== Data extract

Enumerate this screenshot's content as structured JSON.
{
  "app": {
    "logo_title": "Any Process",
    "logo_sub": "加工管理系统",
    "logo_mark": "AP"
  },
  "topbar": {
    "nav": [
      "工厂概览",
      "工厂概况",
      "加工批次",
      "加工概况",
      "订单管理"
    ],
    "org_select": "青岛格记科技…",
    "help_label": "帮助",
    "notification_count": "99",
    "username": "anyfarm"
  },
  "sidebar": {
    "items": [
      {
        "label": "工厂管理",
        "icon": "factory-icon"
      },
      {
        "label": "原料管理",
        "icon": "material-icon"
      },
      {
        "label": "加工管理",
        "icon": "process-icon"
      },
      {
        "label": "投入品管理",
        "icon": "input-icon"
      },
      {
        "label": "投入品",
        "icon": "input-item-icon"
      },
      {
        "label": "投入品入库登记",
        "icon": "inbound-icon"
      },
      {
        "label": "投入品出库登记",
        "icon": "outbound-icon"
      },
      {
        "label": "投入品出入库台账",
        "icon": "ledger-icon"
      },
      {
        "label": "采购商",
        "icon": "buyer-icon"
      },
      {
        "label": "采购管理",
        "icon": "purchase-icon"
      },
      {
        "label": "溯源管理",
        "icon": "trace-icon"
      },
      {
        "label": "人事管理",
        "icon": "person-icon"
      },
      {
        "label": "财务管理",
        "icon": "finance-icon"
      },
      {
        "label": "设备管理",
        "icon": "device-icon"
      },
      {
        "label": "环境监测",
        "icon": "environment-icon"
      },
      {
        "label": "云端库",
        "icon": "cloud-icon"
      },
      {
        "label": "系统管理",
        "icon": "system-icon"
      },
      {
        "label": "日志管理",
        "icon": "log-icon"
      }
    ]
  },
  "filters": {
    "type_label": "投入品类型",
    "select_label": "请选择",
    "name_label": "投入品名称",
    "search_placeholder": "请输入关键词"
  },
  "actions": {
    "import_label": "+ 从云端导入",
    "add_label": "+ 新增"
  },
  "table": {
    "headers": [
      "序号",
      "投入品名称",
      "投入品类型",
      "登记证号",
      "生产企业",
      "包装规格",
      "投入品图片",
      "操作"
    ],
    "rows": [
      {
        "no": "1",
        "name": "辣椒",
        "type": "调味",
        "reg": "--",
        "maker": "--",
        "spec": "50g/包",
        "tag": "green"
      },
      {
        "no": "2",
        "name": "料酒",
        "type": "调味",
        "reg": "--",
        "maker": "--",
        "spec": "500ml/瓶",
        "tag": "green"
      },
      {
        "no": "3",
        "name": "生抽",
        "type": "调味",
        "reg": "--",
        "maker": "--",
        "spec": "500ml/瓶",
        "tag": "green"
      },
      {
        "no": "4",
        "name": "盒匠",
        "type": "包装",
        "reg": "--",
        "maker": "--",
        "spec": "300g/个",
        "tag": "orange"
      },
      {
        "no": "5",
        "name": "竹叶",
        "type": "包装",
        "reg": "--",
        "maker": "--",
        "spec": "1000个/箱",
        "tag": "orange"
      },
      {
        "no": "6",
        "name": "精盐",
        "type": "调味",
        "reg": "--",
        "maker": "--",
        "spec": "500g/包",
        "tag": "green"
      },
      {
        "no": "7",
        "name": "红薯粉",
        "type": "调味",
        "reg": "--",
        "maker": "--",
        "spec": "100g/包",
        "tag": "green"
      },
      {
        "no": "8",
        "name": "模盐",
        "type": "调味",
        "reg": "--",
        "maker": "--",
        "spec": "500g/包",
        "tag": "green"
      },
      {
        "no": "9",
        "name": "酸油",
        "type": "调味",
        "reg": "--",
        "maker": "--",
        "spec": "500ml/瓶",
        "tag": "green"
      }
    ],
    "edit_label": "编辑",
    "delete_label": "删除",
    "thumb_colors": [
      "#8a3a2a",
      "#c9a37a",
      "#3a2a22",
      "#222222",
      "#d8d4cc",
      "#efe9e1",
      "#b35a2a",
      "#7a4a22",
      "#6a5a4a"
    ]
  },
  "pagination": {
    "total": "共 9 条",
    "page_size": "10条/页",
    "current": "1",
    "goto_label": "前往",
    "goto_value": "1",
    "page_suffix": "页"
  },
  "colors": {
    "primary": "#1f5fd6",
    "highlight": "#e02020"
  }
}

====

Exercise aim » Repeat the material from above exactly, word for word.

Complete output »
Enumerate this screenshot's content as structured JSON.
{
  "app": {
    "logo_title": "Any Process",
    "logo_sub": "加工管理系统",
    "logo_mark": "AP"
  },
  "topbar": {
    "nav": [
      "工厂概览",
      "工厂概况",
      "加工批次",
      "加工概况",
      "订单管理"
    ],
    "org_select": "青岛格记科技…",
    "help_label": "帮助",
    "notification_count": "99",
    "username": "anyfarm"
  },
  "sidebar": {
    "items": [
      {
        "label": "工厂管理",
        "icon": "factory-icon"
      },
      {
        "label": "原料管理",
        "icon": "material-icon"
      },
      {
        "label": "加工管理",
        "icon": "process-icon"
      },
      {
        "label": "投入品管理",
        "icon": "input-icon"
      },
      {
        "label": "投入品",
        "icon": "input-item-icon"
      },
      {
        "label": "投入品入库登记",
        "icon": "inbound-icon"
      },
      {
        "label": "投入品出库登记",
        "icon": "outbound-icon"
      },
      {
        "label": "投入品出入库台账",
        "icon": "ledger-icon"
      },
      {
        "label": "采购商",
        "icon": "buyer-icon"
      },
      {
        "label": "采购管理",
        "icon": "purchase-icon"
      },
      {
        "label": "溯源管理",
        "icon": "trace-icon"
      },
      {
        "label": "人事管理",
        "icon": "person-icon"
      },
      {
        "label": "财务管理",
        "icon": "finance-icon"
      },
      {
        "label": "设备管理",
        "icon": "device-icon"
      },
      {
        "label": "环境监测",
        "icon": "environment-icon"
      },
      {
        "label": "云端库",
        "icon": "cloud-icon"
      },
      {
        "label": "系统管理",
        "icon": "system-icon"
      },
      {
        "label": "日志管理",
        "icon": "log-icon"
      }
    ]
  },
  "filters": {
    "type_label": "投入品类型",
    "select_label": "请选择",
    "name_label": "投入品名称",
    "search_placeholder": "请输入关键词"
  },
  "actions": {
    "import_label": "+ 从云端导入",
    "add_label": "+ 新增"
  },
  "table": {
    "headers": [
      "序号",
      "投入品名称",
      "投入品类型",
      "登记证号",
      "生产企业",
      "包装规格",
      "投入品图片",
      "操作"
    ],
    "rows": [
      {
        "no": "1",
        "name": "辣椒",
        "type": "调味",
        "reg": "--",
        "maker": "--",
        "spec": "50g/包",
        "tag": "green"
      },
      {
        "no": "2",
        "name": "料酒",
        "type": "调味",
        "reg": "--",
        "maker": "--",
        "spec": "500ml/瓶",
        "tag": "green"
      },
      {
        "no": "3",
        "name": "生抽",
        "type": "调味",
        "reg": "--",
        "maker": "--",
        "spec": "500ml/瓶",
        "tag": "green"
      },
      {
        "no": "4",
        "name": "盒匠",
        "type": "包装",
        "reg": "--",
        "maker": "--",
        "spec": "300g/个",
        "tag": "orange"
      },
      {
        "no": "5",
        "name": "竹叶",
        "type": "包装",
        "reg": "--",
        "maker": "--",
        "spec": "1000个/箱",
        "tag": "orange"
      },
      {
        "no": "6",
        "name": "精盐",
        "type": "调味",
        "reg": "--",
        "maker": "--",
        "spec": "500g/包",
        "tag": "green"
      },
      {
        "no": "7",
        "name": "红薯粉",
        "type": "调味",
        "reg": "--",
        "maker": "--",
        "spec": "100g/包",
        "tag": "green"
      },
      {
        "no": "8",
        "name": "模盐",
        "type": "调味",
        "reg": "--",
        "maker": "--",
        "spec": "500g/包",
        "tag": "green"
      },
      {
        "no": "9",
        "name": "酸油",
        "type": "调味",
        "reg": "--",
        "maker": "--",
        "spec": "500ml/瓶",
        "tag": "green"
      }
    ],
    "edit_label": "编辑",
    "delete_label": "删除",
    "thumb_colors": [
      "#8a3a2a",
      "#c9a37a",
      "#3a2a22",
      "#222222",
      "#d8d4cc",
      "#efe9e1",
      "#b35a2a",
      "#7a4a22",
      "#6a5a4a"
    ]
  },
  "pagination": {
    "total": "共 9 条",
    "page_size": "10条/页",
    "current": "1",
    "goto_label": "前往",
    "goto_value": "1",
    "page_suffix": "页"
  },
  "colors": {
    "primary": "#1f5fd6",
    "highlight": "#e02020"
  }
}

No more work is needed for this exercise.